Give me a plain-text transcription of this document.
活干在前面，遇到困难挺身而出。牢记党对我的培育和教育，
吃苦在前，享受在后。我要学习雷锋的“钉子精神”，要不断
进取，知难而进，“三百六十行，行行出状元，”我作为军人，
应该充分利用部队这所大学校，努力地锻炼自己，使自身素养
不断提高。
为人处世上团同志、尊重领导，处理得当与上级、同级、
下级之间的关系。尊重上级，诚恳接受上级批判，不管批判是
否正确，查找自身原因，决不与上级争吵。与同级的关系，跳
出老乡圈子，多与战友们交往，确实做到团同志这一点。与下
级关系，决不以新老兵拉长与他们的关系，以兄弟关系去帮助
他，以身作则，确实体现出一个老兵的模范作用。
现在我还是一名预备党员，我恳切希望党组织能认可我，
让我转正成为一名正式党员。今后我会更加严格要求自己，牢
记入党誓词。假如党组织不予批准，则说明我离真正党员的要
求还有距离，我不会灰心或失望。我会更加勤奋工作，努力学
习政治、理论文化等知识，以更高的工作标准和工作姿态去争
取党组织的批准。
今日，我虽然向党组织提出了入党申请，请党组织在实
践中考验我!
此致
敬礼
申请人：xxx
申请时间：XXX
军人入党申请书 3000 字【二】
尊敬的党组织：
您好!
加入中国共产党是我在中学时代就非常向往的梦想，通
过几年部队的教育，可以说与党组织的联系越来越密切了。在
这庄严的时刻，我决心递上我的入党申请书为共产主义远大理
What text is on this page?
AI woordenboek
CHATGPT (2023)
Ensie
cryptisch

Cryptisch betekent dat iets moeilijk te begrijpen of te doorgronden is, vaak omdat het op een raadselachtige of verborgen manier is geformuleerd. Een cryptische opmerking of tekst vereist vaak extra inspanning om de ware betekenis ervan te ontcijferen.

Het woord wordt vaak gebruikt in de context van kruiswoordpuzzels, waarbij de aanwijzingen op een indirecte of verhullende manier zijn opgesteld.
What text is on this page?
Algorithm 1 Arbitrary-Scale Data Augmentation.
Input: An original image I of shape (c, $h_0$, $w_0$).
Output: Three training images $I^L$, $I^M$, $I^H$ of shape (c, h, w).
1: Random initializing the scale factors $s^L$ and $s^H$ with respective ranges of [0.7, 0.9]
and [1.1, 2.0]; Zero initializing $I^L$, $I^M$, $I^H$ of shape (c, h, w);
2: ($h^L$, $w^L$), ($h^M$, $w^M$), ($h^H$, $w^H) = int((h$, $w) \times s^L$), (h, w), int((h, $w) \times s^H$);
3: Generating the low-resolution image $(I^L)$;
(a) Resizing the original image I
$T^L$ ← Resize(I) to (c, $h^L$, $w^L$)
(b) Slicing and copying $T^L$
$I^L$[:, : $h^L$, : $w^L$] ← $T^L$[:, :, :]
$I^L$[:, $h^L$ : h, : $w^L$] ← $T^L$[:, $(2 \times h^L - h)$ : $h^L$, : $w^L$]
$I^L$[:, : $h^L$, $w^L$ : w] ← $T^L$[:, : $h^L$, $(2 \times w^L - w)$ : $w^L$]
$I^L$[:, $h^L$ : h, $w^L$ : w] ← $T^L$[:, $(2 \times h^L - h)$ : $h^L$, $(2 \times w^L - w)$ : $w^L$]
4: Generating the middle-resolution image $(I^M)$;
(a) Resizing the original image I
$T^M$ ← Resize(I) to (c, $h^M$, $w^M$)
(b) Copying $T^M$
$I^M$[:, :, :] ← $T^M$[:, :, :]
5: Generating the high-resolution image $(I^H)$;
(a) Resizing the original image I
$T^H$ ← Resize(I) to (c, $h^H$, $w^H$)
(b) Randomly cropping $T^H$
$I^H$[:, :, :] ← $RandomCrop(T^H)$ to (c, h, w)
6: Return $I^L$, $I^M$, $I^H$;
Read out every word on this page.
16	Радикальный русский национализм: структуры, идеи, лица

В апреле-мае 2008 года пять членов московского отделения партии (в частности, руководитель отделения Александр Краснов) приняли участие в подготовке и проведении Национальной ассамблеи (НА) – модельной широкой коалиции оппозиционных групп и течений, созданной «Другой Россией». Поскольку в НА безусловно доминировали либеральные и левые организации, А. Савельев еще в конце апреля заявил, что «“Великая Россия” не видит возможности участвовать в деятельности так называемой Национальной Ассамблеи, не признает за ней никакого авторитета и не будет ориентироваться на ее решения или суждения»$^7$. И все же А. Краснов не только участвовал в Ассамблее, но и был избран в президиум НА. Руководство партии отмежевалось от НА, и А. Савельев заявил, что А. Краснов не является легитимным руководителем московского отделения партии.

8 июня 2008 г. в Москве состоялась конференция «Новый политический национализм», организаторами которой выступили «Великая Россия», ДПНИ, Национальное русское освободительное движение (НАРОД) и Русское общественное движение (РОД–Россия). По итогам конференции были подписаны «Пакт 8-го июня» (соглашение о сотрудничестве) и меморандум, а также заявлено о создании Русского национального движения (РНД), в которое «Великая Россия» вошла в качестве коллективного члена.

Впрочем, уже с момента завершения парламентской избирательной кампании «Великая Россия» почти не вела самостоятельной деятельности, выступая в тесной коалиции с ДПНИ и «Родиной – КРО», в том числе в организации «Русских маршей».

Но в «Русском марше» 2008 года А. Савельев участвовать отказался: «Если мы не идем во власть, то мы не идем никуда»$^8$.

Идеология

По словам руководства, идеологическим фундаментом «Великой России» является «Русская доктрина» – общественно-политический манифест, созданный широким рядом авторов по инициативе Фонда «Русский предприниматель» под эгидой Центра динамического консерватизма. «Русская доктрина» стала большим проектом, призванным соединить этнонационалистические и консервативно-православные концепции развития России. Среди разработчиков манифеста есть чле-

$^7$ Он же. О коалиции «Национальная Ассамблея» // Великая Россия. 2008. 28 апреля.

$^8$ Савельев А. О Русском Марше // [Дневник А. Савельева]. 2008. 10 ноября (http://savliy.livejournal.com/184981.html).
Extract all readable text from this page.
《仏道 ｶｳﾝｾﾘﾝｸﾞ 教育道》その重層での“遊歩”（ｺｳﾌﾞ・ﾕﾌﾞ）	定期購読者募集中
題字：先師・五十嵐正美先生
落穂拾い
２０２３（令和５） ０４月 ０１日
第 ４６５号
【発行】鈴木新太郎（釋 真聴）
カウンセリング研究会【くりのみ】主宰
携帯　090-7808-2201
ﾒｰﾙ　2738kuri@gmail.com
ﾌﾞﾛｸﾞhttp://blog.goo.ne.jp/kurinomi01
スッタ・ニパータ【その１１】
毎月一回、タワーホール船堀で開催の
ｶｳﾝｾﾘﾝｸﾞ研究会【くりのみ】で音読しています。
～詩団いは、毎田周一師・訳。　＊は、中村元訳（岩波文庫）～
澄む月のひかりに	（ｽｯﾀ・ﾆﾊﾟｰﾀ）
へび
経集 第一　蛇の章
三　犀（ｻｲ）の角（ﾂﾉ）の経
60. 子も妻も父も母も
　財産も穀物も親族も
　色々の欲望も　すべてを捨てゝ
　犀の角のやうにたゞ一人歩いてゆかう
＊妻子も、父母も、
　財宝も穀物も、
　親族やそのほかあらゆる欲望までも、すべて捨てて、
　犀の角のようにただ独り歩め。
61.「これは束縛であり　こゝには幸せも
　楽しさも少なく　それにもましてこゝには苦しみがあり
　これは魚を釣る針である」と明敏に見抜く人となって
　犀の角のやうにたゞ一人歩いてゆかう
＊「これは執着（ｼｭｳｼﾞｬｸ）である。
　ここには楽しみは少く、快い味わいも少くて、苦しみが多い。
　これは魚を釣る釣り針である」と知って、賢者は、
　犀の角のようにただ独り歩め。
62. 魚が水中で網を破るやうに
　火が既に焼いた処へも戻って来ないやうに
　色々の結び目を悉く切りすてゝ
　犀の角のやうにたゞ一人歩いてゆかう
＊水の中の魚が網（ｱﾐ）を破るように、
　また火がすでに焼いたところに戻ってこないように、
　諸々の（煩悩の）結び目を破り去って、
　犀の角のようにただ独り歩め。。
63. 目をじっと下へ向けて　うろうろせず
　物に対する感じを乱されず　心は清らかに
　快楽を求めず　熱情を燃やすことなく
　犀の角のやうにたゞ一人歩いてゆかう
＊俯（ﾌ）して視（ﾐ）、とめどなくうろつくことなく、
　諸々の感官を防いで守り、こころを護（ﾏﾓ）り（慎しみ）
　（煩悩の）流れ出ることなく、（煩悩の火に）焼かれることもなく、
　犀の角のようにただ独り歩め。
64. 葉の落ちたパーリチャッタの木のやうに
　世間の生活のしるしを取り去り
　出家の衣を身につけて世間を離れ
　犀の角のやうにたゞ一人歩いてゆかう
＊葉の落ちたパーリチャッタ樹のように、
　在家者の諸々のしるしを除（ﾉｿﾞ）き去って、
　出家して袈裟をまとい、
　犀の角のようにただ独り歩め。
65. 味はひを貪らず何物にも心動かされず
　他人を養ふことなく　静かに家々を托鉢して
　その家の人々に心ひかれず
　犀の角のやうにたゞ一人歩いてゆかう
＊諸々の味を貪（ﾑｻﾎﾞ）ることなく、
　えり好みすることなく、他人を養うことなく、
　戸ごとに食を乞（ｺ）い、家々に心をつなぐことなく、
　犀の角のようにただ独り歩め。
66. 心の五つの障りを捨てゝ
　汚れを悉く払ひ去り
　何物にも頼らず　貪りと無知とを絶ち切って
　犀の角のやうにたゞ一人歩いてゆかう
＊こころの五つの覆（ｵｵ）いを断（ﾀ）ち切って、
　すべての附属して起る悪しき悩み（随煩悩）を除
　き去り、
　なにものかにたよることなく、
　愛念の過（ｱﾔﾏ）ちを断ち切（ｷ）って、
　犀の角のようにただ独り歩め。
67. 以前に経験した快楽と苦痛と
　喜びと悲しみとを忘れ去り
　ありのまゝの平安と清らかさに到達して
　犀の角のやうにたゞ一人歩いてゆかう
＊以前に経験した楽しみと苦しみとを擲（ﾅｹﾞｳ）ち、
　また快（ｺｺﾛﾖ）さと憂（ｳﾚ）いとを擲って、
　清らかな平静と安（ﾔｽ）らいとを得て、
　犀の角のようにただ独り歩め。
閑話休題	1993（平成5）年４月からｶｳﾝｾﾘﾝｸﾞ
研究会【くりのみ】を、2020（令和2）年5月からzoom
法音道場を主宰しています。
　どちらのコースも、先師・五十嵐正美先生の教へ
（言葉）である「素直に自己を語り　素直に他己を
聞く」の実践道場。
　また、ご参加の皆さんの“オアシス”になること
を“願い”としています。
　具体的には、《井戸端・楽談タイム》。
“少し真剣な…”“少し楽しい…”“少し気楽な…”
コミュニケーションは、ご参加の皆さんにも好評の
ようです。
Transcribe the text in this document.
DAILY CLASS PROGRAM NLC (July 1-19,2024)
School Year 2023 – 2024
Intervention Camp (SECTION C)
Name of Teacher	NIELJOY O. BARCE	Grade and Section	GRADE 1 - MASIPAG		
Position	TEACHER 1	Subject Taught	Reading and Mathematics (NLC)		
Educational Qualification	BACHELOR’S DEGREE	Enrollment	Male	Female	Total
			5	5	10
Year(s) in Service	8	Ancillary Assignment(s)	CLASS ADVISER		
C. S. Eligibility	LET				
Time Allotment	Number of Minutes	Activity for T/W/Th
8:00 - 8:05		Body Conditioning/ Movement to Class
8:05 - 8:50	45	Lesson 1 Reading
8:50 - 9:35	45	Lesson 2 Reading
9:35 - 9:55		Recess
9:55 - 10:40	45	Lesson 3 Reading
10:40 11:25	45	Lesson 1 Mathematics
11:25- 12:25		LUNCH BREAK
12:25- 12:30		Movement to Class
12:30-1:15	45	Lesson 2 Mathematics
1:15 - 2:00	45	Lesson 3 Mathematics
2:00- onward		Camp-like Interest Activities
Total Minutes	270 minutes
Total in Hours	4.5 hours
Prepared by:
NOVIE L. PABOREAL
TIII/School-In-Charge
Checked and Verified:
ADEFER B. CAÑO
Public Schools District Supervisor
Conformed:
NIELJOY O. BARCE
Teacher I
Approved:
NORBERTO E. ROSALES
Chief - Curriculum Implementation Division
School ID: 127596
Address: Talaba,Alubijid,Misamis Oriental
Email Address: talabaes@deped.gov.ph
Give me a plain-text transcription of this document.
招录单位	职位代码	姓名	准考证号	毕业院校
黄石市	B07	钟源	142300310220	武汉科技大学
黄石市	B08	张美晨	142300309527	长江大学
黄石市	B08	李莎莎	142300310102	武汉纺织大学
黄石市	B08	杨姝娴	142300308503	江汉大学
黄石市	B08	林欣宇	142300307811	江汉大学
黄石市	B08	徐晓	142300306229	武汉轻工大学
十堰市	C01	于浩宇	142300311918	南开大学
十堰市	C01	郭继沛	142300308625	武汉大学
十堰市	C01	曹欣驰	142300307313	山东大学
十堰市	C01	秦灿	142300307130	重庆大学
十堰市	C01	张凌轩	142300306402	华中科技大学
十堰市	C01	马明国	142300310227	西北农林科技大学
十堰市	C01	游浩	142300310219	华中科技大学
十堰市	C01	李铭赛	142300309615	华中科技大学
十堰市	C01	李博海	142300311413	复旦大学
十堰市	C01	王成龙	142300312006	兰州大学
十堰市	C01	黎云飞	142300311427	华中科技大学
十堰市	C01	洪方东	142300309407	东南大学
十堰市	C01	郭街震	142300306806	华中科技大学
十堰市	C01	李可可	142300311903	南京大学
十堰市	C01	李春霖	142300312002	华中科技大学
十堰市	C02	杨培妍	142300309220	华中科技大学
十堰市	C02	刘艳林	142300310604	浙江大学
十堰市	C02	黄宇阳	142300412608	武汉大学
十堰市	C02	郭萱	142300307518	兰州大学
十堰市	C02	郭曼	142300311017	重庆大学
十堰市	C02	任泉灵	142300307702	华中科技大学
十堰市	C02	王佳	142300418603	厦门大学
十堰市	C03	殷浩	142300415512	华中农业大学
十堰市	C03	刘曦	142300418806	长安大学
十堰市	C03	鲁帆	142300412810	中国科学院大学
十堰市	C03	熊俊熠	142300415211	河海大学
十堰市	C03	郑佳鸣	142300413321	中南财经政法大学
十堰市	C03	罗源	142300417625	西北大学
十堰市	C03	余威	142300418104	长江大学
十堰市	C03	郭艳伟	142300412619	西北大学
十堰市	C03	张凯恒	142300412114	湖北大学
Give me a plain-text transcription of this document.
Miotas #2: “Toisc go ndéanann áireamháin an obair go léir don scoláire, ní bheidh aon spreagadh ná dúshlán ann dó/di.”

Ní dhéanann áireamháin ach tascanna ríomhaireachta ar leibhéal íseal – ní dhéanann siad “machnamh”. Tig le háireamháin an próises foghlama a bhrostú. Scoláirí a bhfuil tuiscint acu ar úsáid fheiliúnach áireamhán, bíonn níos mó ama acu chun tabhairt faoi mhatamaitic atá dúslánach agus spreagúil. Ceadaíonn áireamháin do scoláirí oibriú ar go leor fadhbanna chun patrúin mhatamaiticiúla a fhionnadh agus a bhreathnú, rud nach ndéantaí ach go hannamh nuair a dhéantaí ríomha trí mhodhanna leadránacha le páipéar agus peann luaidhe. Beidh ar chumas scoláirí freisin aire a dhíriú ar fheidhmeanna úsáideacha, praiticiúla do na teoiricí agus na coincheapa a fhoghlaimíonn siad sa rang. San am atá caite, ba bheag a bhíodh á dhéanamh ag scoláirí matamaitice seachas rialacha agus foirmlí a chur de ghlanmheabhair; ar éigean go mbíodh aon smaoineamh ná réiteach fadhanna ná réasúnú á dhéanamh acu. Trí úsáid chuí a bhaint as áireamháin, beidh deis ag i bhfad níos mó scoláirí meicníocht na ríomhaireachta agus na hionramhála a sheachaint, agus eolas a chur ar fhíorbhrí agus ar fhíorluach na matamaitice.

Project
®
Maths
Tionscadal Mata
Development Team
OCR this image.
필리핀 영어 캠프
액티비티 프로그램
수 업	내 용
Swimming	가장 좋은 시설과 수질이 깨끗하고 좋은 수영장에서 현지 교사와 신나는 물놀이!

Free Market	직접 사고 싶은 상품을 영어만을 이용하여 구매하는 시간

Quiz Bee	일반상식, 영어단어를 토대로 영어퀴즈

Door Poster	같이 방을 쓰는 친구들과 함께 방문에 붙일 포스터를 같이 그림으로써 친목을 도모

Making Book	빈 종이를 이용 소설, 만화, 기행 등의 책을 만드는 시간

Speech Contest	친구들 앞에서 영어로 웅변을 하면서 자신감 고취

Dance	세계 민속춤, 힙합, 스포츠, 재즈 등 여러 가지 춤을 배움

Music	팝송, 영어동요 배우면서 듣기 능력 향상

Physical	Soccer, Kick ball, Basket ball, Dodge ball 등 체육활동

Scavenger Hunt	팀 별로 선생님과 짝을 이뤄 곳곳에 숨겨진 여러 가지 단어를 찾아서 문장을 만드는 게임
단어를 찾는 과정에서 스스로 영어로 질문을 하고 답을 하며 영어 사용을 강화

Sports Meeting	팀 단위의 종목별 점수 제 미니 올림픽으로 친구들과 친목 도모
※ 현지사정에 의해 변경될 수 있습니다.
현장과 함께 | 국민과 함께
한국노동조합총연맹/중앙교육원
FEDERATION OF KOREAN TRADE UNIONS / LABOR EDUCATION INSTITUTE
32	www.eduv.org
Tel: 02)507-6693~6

* **Task to complete**
Which lines contain "NIELJOY"? Copy each of them out.

* **Response to this task**
Name of Teacher	NIELJOY O. BARCE	Grade and Section	GRADE 1 - MASIPAG		
NIELJOY O. BARCE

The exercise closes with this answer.